[Dataset items]
* * * * * * * * *

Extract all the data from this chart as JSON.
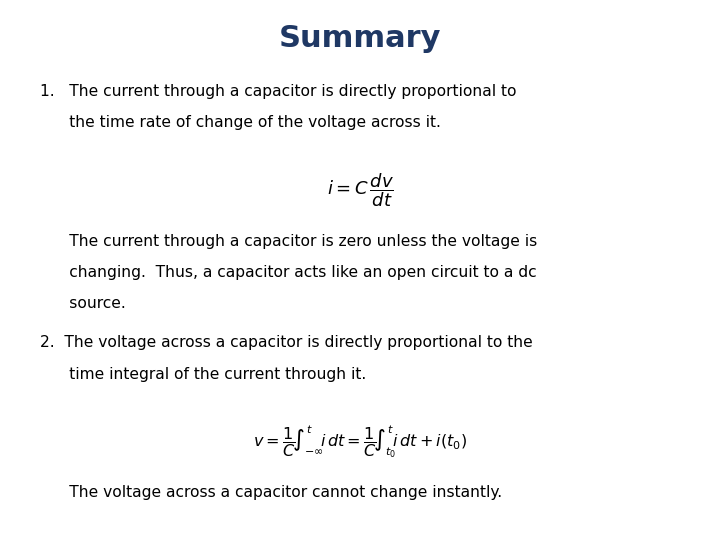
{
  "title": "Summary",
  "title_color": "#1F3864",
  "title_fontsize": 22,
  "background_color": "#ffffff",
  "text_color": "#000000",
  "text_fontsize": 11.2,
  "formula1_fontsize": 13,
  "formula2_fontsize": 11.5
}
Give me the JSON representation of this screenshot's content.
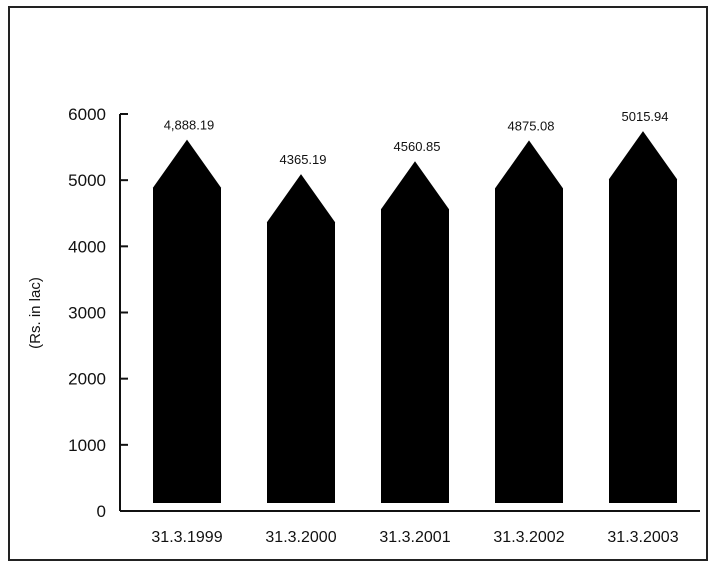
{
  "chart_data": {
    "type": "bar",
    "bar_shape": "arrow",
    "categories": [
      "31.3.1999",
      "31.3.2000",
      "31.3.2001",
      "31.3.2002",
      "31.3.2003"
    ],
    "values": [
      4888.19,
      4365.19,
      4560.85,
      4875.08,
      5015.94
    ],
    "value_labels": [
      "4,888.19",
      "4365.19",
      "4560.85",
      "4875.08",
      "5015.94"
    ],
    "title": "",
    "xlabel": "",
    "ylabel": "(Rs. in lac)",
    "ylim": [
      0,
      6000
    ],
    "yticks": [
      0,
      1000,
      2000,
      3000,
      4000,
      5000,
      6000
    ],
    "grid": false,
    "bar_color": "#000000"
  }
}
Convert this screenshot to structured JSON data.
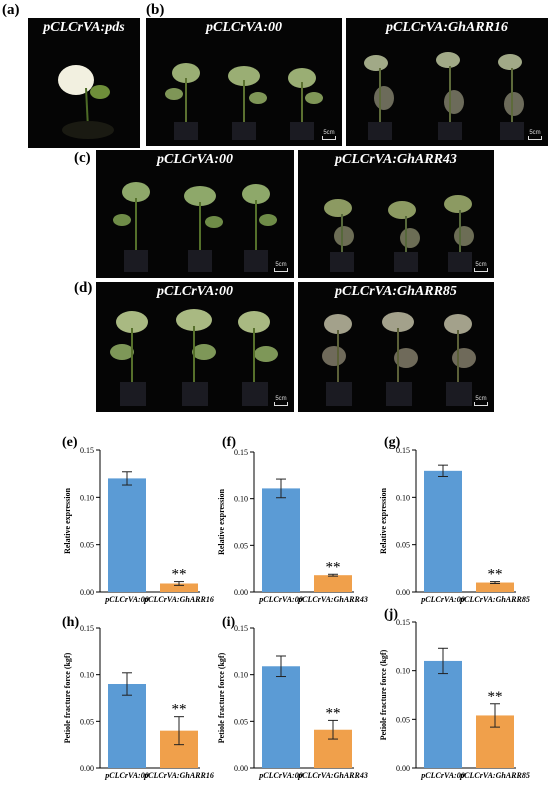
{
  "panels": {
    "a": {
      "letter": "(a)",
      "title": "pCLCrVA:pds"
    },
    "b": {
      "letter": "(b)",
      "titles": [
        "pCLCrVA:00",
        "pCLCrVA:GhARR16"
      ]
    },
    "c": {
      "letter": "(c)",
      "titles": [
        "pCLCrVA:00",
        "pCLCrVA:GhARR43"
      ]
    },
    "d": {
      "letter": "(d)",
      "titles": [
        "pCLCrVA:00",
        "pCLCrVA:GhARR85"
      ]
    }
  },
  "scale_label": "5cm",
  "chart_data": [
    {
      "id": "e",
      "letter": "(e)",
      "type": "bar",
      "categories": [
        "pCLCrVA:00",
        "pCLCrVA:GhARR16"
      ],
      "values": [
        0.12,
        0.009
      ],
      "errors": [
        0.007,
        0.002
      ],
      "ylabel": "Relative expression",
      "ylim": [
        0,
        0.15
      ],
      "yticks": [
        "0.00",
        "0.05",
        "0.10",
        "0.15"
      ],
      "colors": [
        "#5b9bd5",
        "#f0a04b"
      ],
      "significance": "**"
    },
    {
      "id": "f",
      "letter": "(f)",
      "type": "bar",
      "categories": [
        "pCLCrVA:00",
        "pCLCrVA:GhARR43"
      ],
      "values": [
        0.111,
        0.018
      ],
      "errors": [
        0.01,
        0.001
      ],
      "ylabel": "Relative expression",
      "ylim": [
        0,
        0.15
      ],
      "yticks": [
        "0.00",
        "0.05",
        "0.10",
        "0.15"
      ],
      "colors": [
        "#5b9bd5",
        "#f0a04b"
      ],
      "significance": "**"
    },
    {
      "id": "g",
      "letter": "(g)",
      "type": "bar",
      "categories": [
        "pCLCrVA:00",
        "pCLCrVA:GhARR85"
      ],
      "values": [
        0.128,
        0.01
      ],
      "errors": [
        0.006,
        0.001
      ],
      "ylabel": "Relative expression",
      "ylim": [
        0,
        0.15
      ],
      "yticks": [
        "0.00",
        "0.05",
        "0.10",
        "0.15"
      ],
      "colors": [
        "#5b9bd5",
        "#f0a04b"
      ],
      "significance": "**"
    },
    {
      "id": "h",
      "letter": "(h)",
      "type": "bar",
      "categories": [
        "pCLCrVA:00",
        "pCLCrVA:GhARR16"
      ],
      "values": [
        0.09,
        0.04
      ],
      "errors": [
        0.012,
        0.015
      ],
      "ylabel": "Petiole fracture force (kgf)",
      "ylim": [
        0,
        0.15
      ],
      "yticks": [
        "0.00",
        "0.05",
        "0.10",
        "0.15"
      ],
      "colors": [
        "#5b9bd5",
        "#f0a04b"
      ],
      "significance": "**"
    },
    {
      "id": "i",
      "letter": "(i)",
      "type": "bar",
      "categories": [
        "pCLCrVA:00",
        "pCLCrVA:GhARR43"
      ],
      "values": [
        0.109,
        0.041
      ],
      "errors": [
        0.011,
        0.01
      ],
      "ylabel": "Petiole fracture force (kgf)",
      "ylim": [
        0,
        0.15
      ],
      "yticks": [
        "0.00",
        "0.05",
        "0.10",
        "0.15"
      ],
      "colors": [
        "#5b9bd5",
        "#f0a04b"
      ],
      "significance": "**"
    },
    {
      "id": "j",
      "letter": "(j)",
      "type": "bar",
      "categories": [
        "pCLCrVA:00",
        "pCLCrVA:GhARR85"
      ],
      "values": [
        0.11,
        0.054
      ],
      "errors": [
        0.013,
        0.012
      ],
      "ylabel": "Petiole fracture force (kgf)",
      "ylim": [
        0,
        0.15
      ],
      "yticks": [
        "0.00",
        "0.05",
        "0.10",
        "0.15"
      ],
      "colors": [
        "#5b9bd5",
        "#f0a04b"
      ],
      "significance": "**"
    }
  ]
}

* * * * * * * * *

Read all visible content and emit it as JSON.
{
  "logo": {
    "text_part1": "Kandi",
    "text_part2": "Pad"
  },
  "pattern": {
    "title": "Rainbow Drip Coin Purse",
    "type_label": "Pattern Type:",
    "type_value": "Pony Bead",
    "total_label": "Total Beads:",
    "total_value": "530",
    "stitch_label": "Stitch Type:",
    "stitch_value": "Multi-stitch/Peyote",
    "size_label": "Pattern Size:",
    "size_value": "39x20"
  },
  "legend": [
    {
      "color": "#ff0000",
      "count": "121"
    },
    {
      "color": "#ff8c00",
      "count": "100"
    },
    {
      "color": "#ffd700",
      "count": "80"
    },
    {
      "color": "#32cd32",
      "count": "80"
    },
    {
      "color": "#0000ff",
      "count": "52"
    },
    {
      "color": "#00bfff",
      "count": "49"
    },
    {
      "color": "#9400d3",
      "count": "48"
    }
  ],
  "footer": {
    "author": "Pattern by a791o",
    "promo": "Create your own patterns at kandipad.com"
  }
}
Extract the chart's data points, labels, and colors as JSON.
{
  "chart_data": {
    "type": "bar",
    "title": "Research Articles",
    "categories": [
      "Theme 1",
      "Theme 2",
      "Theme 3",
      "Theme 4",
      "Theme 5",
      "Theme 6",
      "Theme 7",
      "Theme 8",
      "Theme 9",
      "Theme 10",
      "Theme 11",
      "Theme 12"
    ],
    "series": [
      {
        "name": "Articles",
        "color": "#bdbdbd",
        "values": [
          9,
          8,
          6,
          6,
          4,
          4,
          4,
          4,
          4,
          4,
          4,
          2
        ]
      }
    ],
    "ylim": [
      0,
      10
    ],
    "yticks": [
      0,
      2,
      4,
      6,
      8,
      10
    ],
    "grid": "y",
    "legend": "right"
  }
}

* * * * * * * * *

Brief ▸ What is the number of lines that hold the string "screenshot"? Give it alone.

Task answer ▸ 2